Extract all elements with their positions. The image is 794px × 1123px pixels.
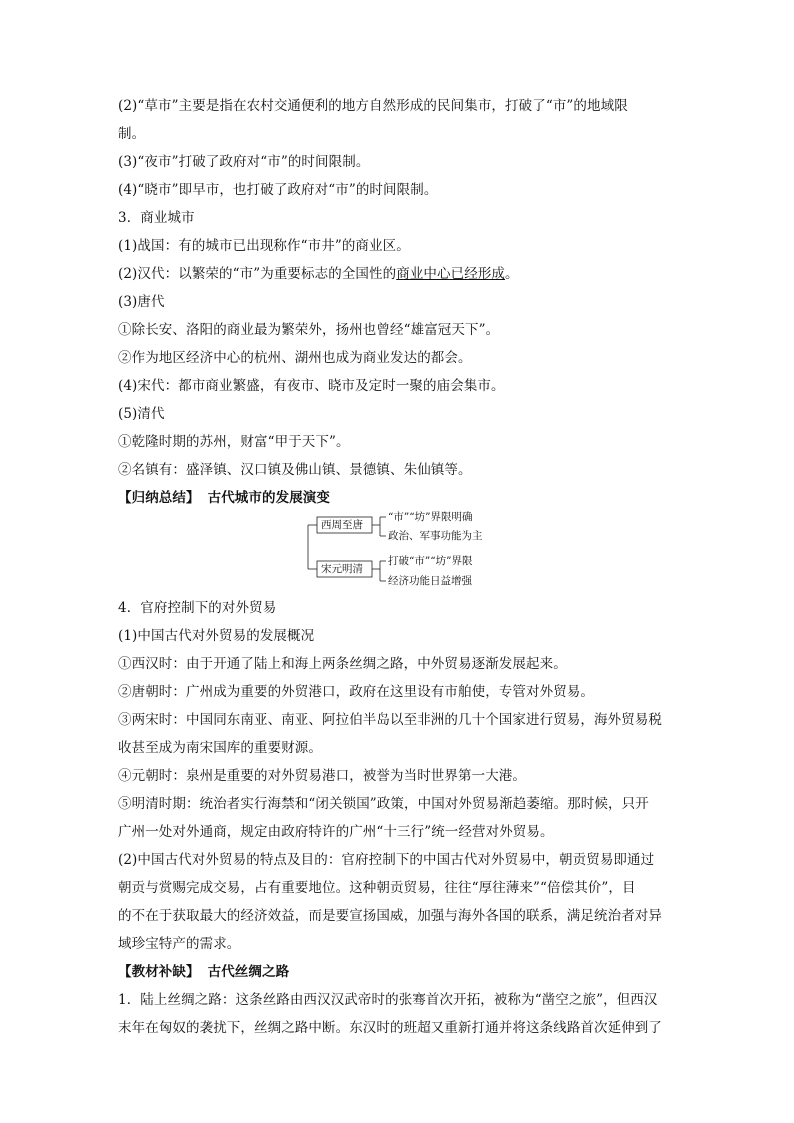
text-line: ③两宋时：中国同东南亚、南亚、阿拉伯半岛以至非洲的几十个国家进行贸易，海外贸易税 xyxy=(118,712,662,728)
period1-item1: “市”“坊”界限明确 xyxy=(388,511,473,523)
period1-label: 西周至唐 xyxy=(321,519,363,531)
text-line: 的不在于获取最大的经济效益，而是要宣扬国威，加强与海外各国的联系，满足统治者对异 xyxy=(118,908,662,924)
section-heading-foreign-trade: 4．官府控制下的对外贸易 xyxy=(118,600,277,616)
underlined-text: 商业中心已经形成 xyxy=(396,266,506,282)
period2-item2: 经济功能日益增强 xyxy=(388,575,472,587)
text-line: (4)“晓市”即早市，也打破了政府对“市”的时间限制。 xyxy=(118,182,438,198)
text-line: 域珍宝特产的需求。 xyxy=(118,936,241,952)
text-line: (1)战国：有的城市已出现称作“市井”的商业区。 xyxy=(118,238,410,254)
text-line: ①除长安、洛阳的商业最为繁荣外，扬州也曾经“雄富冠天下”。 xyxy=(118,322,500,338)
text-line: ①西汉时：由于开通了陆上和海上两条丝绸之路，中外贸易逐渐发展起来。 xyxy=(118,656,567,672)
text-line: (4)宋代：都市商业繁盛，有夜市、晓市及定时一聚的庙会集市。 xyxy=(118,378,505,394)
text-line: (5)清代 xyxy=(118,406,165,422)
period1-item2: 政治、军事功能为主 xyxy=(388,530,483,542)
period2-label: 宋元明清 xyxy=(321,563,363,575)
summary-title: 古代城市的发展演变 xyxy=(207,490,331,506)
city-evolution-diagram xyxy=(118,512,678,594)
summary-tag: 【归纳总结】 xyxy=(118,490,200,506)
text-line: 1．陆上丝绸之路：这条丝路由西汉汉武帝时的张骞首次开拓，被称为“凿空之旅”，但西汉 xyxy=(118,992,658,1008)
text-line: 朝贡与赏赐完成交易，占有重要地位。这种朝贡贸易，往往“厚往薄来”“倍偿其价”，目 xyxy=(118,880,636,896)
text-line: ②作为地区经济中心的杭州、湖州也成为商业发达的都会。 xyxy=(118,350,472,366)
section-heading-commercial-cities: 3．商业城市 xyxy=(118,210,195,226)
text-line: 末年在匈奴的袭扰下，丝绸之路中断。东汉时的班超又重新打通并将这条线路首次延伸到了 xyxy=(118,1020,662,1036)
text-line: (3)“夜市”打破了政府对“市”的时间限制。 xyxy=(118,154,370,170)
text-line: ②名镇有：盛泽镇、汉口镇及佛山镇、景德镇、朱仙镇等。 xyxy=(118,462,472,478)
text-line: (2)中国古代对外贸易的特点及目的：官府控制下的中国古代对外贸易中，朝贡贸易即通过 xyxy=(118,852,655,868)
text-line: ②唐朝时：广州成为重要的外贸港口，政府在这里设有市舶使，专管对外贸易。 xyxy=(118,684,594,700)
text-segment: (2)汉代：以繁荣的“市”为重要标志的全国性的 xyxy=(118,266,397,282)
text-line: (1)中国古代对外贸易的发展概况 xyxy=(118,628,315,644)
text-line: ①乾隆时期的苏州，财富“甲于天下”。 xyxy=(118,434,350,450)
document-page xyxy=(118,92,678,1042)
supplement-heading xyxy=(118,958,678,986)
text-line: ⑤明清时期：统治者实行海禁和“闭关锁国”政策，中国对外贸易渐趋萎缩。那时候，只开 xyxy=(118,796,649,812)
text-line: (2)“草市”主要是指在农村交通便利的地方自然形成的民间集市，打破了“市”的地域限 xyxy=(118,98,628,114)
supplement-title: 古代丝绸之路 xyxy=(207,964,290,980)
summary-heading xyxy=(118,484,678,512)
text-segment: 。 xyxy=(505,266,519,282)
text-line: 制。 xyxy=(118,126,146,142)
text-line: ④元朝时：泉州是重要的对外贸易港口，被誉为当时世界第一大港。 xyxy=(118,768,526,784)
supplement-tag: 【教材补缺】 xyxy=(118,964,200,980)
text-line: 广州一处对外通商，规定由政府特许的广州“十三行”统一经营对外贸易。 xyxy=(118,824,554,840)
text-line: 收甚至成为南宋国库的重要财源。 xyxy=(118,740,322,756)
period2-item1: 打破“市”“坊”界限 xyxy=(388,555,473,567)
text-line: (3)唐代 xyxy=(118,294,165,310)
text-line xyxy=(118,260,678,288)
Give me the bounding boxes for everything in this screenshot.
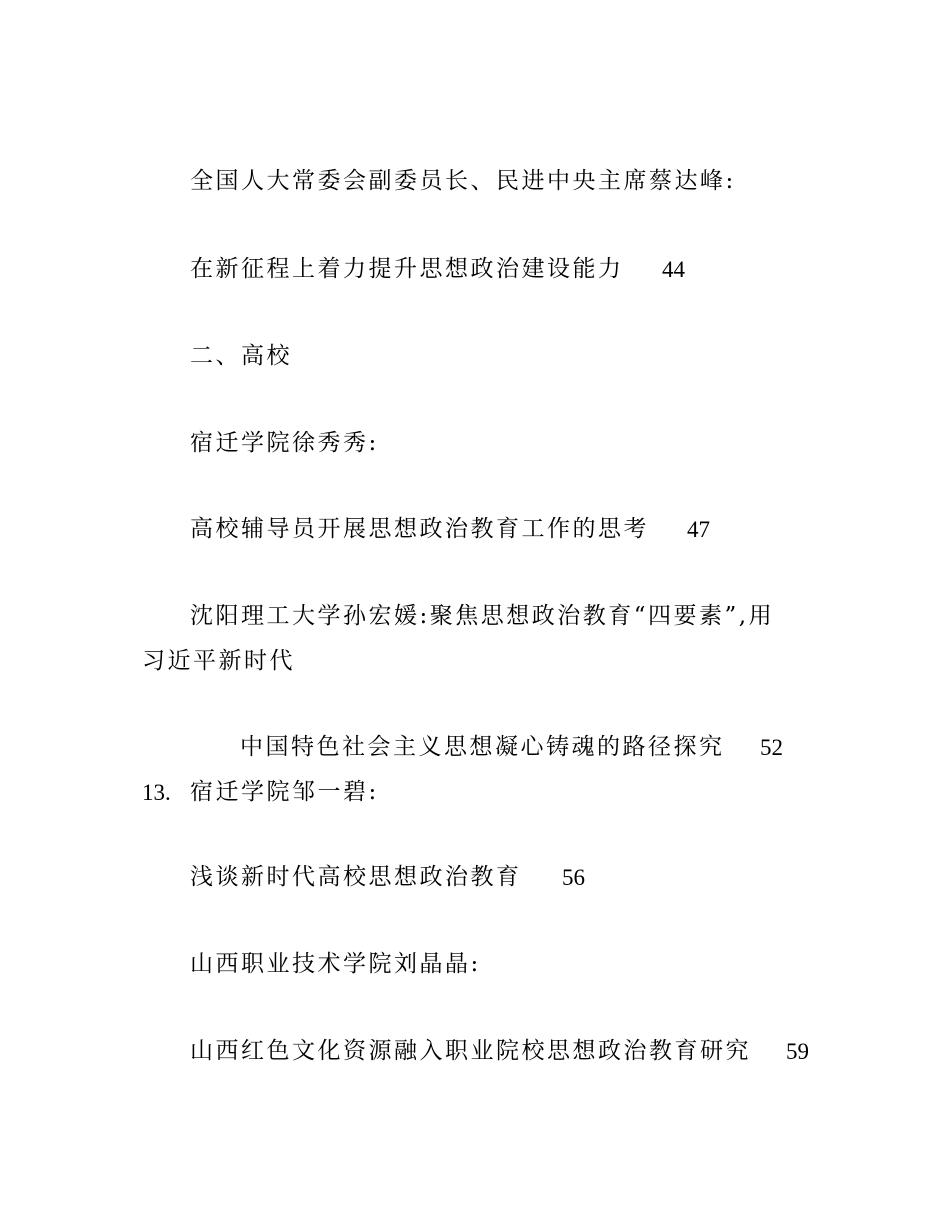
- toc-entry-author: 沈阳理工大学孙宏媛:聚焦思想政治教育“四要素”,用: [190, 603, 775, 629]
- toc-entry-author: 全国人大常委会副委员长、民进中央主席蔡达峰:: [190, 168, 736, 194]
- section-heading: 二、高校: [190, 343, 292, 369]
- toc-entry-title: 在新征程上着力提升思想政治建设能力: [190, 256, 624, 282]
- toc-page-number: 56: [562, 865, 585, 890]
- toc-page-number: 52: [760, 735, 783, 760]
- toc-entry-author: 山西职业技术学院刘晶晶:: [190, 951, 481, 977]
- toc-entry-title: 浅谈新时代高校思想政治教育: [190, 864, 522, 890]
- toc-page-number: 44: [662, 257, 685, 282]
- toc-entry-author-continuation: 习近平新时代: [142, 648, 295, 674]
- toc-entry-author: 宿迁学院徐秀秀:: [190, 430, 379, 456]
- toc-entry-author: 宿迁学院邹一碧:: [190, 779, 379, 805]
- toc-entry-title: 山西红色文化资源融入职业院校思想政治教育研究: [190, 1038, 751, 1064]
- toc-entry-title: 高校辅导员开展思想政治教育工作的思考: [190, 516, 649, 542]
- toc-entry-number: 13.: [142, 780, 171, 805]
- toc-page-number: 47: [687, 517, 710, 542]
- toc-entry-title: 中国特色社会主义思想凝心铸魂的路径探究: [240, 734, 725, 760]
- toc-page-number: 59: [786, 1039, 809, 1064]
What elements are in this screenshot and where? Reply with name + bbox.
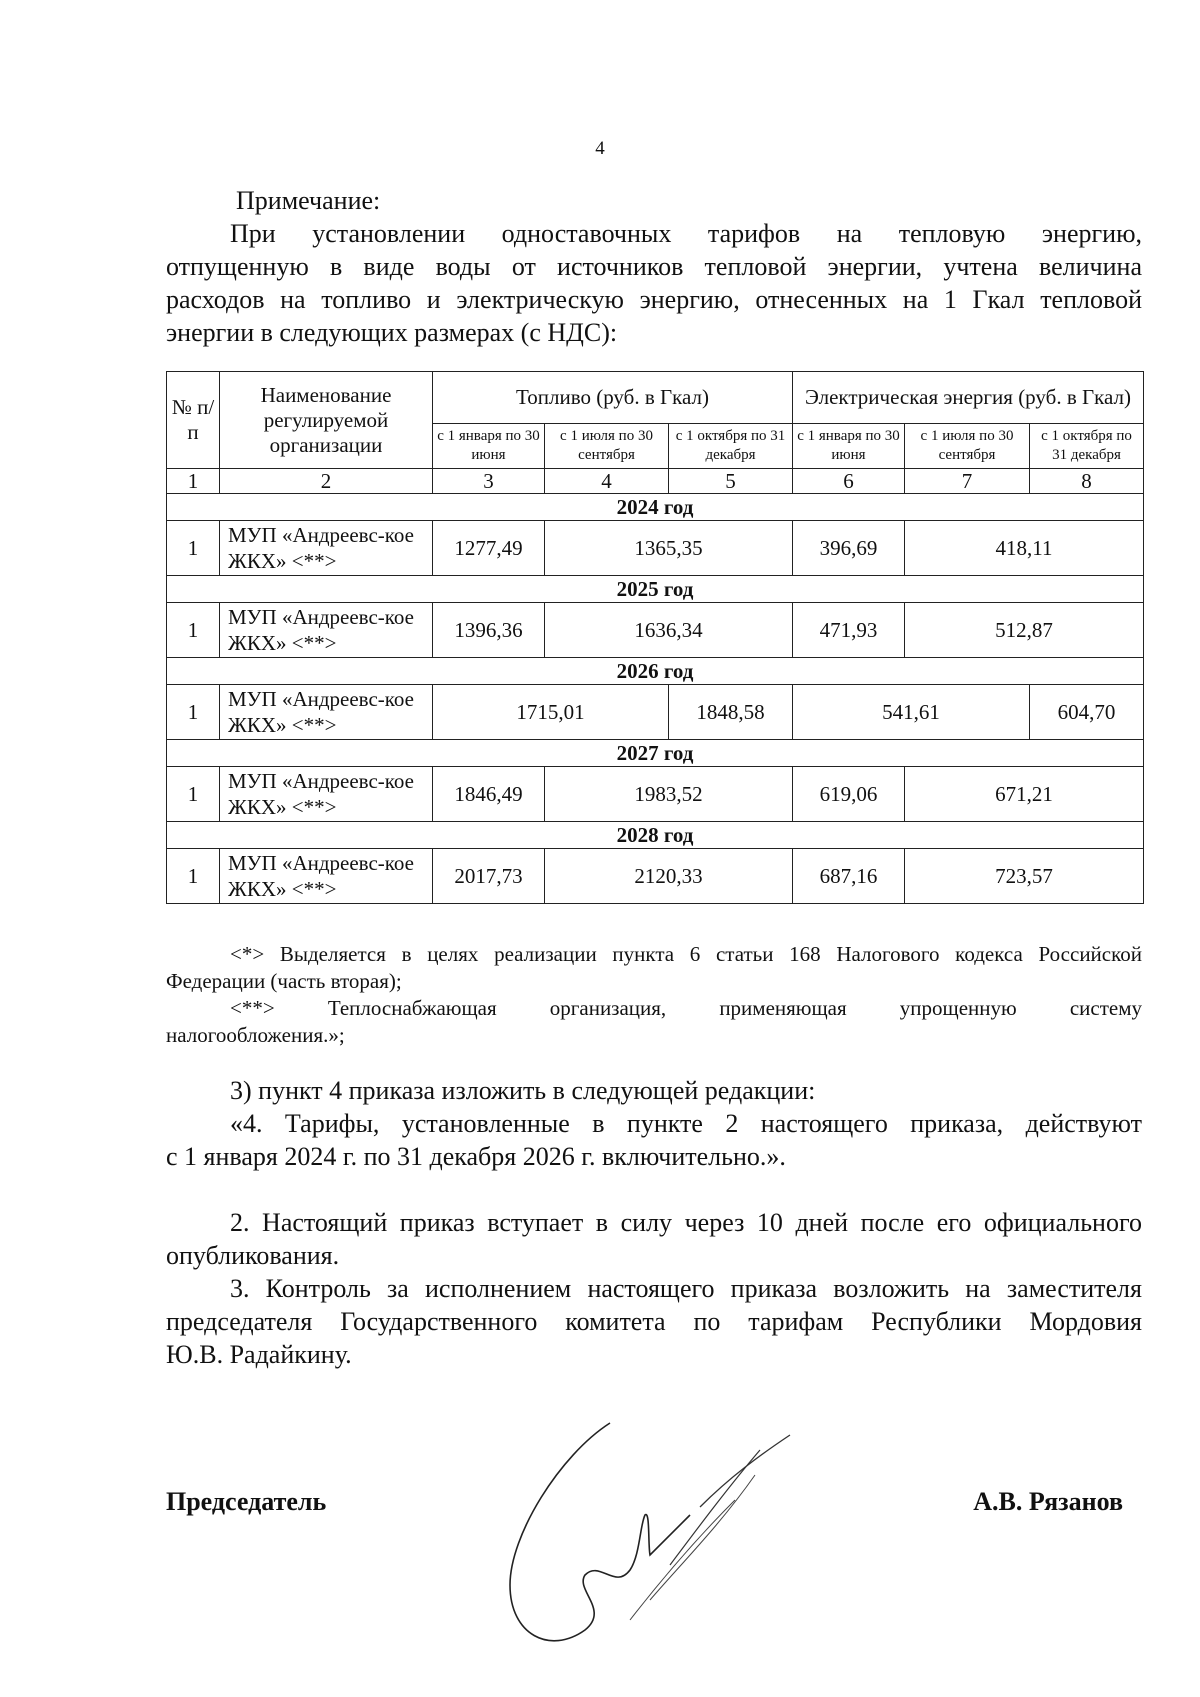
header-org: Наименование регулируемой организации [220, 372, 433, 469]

########

**Exercise task**.
Write out all the entries again without the pictures, replacing "screenshot" with "page" everywhere and leaving everything else unchanged.

**Written reply**.
Extract all elements with their positions. The image is 794px × 1123px pixels.
text-line: ③两宋时：中国同东南亚、南亚、阿拉伯半岛以至非洲的几十个国家进行贸易，海外贸易税 xyxy=(118,712,662,728)
period1-item1: “市”“坊”界限明确 xyxy=(388,511,473,523)
period1-label: 西周至唐 xyxy=(321,519,363,531)
text-line: 的不在于获取最大的经济效益，而是要宣扬国威，加强与海外各国的联系，满足统治者对异 xyxy=(118,908,662,924)
section-heading-foreign-trade: 4．官府控制下的对外贸易 xyxy=(118,600,277,616)
underlined-text: 商业中心已经形成 xyxy=(396,266,506,282)
period2-item2: 经济功能日益增强 xyxy=(388,575,472,587)
text-line: (4)“晓市”即早市，也打破了政府对“市”的时间限制。 xyxy=(118,182,438,198)
text-line: 域珍宝特产的需求。 xyxy=(118,936,241,952)
text-line: (1)战国：有的城市已出现称作“市井”的商业区。 xyxy=(118,238,410,254)
text-line: ①除长安、洛阳的商业最为繁荣外，扬州也曾经“雄富冠天下”。 xyxy=(118,322,500,338)
text-line: ①西汉时：由于开通了陆上和海上两条丝绸之路，中外贸易逐渐发展起来。 xyxy=(118,656,567,672)
text-line: (4)宋代：都市商业繁盛，有夜市、晓市及定时一聚的庙会集市。 xyxy=(118,378,505,394)
text-line: (5)清代 xyxy=(118,406,165,422)
period1-item2: 政治、军事功能为主 xyxy=(388,530,483,542)
period2-label: 宋元明清 xyxy=(321,563,363,575)
summary-title: 古代城市的发展演变 xyxy=(207,490,331,506)
city-evolution-diagram xyxy=(118,512,678,594)
summary-tag: 【归纳总结】 xyxy=(118,490,200,506)
text-line: 1．陆上丝绸之路：这条丝路由西汉汉武帝时的张骞首次开拓，被称为“凿空之旅”，但西汉 xyxy=(118,992,658,1008)
text-line: 朝贡与赏赐完成交易，占有重要地位。这种朝贡贸易，往往“厚往薄来”“倍偿其价”，目 xyxy=(118,880,636,896)
text-line: ②作为地区经济中心的杭州、湖州也成为商业发达的都会。 xyxy=(118,350,472,366)
section-heading-commercial-cities: 3．商业城市 xyxy=(118,210,195,226)
text-line: 末年在匈奴的袭扰下，丝绸之路中断。东汉时的班超又重新打通并将这条线路首次延伸到了 xyxy=(118,1020,662,1036)
text-line: (3)“夜市”打破了政府对“市”的时间限制。 xyxy=(118,154,370,170)
text-line: ②名镇有：盛泽镇、汉口镇及佛山镇、景德镇、朱仙镇等。 xyxy=(118,462,472,478)
text-line: (2)中国古代对外贸易的特点及目的：官府控制下的中国古代对外贸易中，朝贡贸易即通过 xyxy=(118,852,655,868)
text-line: ②唐朝时：广州成为重要的外贸港口，政府在这里设有市舶使，专管对外贸易。 xyxy=(118,684,594,700)
text-segment: (2)汉代：以繁荣的“市”为重要标志的全国性的 xyxy=(118,266,397,282)
text-line: (1)中国古代对外贸易的发展概况 xyxy=(118,628,315,644)
text-line: ①乾隆时期的苏州，财富“甲于天下”。 xyxy=(118,434,350,450)
document-page xyxy=(118,92,678,1042)
supplement-heading xyxy=(118,958,678,986)
text-line: ⑤明清时期：统治者实行海禁和“闭关锁国”政策，中国对外贸易渐趋萎缩。那时候，只开 xyxy=(118,796,649,812)
text-line: (2)“草市”主要是指在农村交通便利的地方自然形成的民间集市，打破了“市”的地域限 xyxy=(118,98,628,114)
supplement-title: 古代丝绸之路 xyxy=(207,964,290,980)
summary-heading xyxy=(118,484,678,512)
text-segment: 。 xyxy=(505,266,519,282)
text-line: 制。 xyxy=(118,126,146,142)
text-line: ④元朝时：泉州是重要的对外贸易港口，被誉为当时世界第一大港。 xyxy=(118,768,526,784)
supplement-tag: 【教材补缺】 xyxy=(118,964,200,980)
text-line: 广州一处对外通商，规定由政府特许的广州“十三行”统一经营对外贸易。 xyxy=(118,824,554,840)
text-line: 收甚至成为南宋国库的重要财源。 xyxy=(118,740,322,756)
period2-item1: 打破“市”“坊”界限 xyxy=(388,555,473,567)
text-line: (3)唐代 xyxy=(118,294,165,310)
text-line xyxy=(118,260,678,288)
Give me the bounding boxes for everything in this page.
- toc-entry-author: 沈阳理工大学孙宏媛:聚焦思想政治教育“四要素”,用: [190, 603, 775, 629]
- toc-entry-author: 全国人大常委会副委员长、民进中央主席蔡达峰:: [190, 168, 736, 194]
- section-heading: 二、高校: [190, 343, 292, 369]
- toc-entry-title: 在新征程上着力提升思想政治建设能力: [190, 256, 624, 282]
- toc-page-number: 56: [562, 865, 585, 890]
- toc-page-number: 52: [760, 735, 783, 760]
- toc-entry-author: 山西职业技术学院刘晶晶:: [190, 951, 481, 977]
- toc-entry-title: 浅谈新时代高校思想政治教育: [190, 864, 522, 890]
- toc-page-number: 44: [662, 257, 685, 282]
- toc-entry-author-continuation: 习近平新时代: [142, 648, 295, 674]
- toc-entry-author: 宿迁学院徐秀秀:: [190, 430, 379, 456]
- toc-entry-author: 宿迁学院邹一碧:: [190, 779, 379, 805]
- toc-entry-title: 山西红色文化资源融入职业院校思想政治教育研究: [190, 1038, 751, 1064]
- toc-entry-title: 高校辅导员开展思想政治教育工作的思考: [190, 516, 649, 542]
- toc-entry-number: 13.: [142, 780, 171, 805]
- toc-page-number: 47: [687, 517, 710, 542]
- toc-entry-title: 中国特色社会主义思想凝心铸魂的路径探究: [240, 734, 725, 760]
- toc-page-number: 59: [786, 1039, 809, 1064]
What elements are in this page and where? Reply with name + bbox.
header-org: Наименование регулируемой организации [220, 372, 433, 469]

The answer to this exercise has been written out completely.